> **CHALLENGE**: Pick out each line below containing "this".

==========

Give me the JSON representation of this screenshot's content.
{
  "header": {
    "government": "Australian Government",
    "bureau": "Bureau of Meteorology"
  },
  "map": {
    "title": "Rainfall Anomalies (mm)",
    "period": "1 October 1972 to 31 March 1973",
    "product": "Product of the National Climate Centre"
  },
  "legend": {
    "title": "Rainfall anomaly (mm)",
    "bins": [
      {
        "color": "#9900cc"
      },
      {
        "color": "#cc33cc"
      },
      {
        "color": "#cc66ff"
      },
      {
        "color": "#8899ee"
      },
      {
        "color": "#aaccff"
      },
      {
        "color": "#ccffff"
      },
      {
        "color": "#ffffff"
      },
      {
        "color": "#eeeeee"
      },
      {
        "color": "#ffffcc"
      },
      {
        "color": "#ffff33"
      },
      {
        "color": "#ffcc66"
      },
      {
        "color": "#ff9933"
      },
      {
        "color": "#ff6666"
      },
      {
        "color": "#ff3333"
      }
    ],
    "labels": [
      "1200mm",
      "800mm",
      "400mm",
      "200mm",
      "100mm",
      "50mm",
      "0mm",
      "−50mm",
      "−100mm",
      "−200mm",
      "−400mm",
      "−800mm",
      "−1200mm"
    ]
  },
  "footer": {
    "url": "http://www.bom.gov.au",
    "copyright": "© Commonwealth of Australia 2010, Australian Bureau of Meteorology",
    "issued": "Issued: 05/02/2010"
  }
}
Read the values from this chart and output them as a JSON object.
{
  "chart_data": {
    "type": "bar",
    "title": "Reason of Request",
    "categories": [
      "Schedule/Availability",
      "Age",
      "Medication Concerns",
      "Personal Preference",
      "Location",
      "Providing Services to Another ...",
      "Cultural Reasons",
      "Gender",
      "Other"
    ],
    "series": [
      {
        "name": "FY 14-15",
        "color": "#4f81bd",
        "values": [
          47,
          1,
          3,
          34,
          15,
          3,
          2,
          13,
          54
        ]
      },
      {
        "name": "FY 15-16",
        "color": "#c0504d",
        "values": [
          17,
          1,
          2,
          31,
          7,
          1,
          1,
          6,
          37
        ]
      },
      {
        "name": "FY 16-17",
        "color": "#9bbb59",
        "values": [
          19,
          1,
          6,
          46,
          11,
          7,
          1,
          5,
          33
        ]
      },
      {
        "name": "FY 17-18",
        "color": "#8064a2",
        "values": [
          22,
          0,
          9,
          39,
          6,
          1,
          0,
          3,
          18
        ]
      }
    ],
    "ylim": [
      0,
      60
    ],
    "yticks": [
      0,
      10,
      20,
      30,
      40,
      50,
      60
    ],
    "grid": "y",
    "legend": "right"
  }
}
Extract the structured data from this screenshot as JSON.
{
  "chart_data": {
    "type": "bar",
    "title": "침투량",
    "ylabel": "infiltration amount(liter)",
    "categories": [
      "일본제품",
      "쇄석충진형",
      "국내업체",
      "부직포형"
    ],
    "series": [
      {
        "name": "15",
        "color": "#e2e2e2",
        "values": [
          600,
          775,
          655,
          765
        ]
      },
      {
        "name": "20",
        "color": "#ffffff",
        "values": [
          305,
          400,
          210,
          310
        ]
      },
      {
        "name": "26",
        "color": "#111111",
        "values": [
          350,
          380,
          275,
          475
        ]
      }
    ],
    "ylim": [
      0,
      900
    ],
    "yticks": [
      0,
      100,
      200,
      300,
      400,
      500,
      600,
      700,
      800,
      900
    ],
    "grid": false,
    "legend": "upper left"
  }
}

==========

> **CORRECT RESULT**:
Give me the JSON representation of this screenshot's content.
Read the values from this chart and output them as a JSON object.
Extract the structured data from this screenshot as JSON.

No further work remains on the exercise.